Set exercise –
Print all the data, keeping every line exactly as it is.

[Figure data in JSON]
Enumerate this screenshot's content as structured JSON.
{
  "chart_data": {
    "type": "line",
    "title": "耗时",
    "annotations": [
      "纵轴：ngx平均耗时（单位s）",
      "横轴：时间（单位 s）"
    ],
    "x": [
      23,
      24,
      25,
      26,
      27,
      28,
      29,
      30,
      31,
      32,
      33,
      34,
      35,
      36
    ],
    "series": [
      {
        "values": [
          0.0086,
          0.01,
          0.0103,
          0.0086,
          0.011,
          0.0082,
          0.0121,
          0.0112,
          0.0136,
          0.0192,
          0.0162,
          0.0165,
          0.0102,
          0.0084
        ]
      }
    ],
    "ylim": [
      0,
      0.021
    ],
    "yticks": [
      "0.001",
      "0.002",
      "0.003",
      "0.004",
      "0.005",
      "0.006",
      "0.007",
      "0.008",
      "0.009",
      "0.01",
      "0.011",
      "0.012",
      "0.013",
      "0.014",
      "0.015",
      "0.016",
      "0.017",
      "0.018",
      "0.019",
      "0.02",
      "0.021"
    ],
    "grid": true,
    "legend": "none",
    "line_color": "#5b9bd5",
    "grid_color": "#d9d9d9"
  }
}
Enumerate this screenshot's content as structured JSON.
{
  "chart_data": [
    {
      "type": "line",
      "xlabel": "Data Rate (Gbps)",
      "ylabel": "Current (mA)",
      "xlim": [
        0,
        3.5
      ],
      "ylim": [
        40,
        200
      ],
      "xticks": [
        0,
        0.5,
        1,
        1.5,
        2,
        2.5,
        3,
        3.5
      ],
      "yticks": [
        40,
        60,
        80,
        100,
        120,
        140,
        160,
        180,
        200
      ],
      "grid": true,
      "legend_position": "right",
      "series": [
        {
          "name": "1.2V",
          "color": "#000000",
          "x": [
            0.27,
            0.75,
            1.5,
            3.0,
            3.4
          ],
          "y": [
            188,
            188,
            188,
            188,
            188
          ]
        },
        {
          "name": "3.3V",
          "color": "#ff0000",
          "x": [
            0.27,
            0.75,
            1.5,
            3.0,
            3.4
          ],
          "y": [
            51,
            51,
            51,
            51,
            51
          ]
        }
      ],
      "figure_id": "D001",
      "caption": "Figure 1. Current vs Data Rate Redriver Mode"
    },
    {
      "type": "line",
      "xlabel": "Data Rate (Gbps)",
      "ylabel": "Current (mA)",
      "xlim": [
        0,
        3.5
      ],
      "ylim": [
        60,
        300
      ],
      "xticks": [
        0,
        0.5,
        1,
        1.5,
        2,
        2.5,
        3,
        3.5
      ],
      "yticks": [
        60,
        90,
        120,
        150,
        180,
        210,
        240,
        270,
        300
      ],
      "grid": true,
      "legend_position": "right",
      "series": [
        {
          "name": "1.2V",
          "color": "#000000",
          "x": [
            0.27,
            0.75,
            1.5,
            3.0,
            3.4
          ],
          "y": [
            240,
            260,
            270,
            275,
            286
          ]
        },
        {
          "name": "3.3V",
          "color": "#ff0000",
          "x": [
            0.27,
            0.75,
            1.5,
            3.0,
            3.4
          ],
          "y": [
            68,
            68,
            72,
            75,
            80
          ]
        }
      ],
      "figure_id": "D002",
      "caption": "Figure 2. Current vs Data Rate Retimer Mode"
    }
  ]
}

Result –
Enumerate this screenshot's content as structured JSON.
{
  "chart_data": {
    "type": "line",
    "title": "耗时",
    "annotations": [
      "纵轴：ngx平均耗时（单位s）",
      "横轴：时间（单位 s）"
    ],
    "x": [
      23,
      24,
      25,
      26,
      27,
      28,
      29,
      30,
      31,
      32,
      33,
      34,
      35,
      36
    ],
    "series": [
      {
        "values": [
          0.0086,
          0.01,
          0.0103,
          0.0086,
          0.011,
          0.0082,
          0.0121,
          0.0112,
          0.0136,
          0.0192,
          0.0162,
          0.0165,
          0.0102,
          0.0084
        ]
      }
    ],
    "ylim": [
      0,
      0.021
    ],
    "yticks": [
      "0.001",
      "0.002",
      "0.003",
      "0.004",
      "0.005",
      "0.006",
      "0.007",
      "0.008",
      "0.009",
      "0.01",
      "0.011",
      "0.012",
      "0.013",
      "0.014",
      "0.015",
      "0.016",
      "0.017",
      "0.018",
      "0.019",
      "0.02",
      "0.021"
    ],
    "grid": true,
    "legend": "none",
    "line_color": "#5b9bd5",
    "grid_color": "#d9d9d9"
  }
}
Enumerate this screenshot's content as structured JSON.
{
  "chart_data": [
    {
      "type": "line",
      "xlabel": "Data Rate (Gbps)",
      "ylabel": "Current (mA)",
      "xlim": [
        0,
        3.5
      ],
      "ylim": [
        40,
        200
      ],
      "xticks": [
        0,
        0.5,
        1,
        1.5,
        2,
        2.5,
        3,
        3.5
      ],
      "yticks": [
        40,
        60,
        80,
        100,
        120,
        140,
        160,
        180,
        200
      ],
      "grid": true,
      "legend_position": "right",
      "series": [
        {
          "name": "1.2V",
          "color": "#000000",
          "x": [
            0.27,
            0.75,
            1.5,
            3.0,
            3.4
          ],
          "y": [
            188,
            188,
            188,
            188,
            188
          ]
        },
        {
          "name": "3.3V",
          "color": "#ff0000",
          "x": [
            0.27,
            0.75,
            1.5,
            3.0,
            3.4
          ],
          "y": [
            51,
            51,
            51,
            51,
            51
          ]
        }
      ],
      "figure_id": "D001",
      "caption": "Figure 1. Current vs Data Rate Redriver Mode"
    },
    {
      "type": "line",
      "xlabel": "Data Rate (Gbps)",
      "ylabel": "Current (mA)",
      "xlim": [
        0,
        3.5
      ],
      "ylim": [
        60,
        300
      ],
      "xticks": [
        0,
        0.5,
        1,
        1.5,
        2,
        2.5,
        3,
        3.5
      ],
      "yticks": [
        60,
        90,
        120,
        150,
        180,
        210,
        240,
        270,
        300
      ],
      "grid": true,
      "legend_position": "right",
      "series": [
        {
          "name": "1.2V",
          "color": "#000000",
          "x": [
            0.27,
            0.75,
            1.5,
            3.0,
            3.4
          ],
          "y": [
            240,
            260,
            270,
            275,
            286
          ]
        },
        {
          "name": "3.3V",
          "color": "#ff0000",
          "x": [
            0.27,
            0.75,
            1.5,
            3.0,
            3.4
          ],
          "y": [
            68,
            68,
            72,
            75,
            80
          ]
        }
      ],
      "figure_id": "D002",
      "caption": "Figure 2. Current vs Data Rate Retimer Mode"
    }
  ]
}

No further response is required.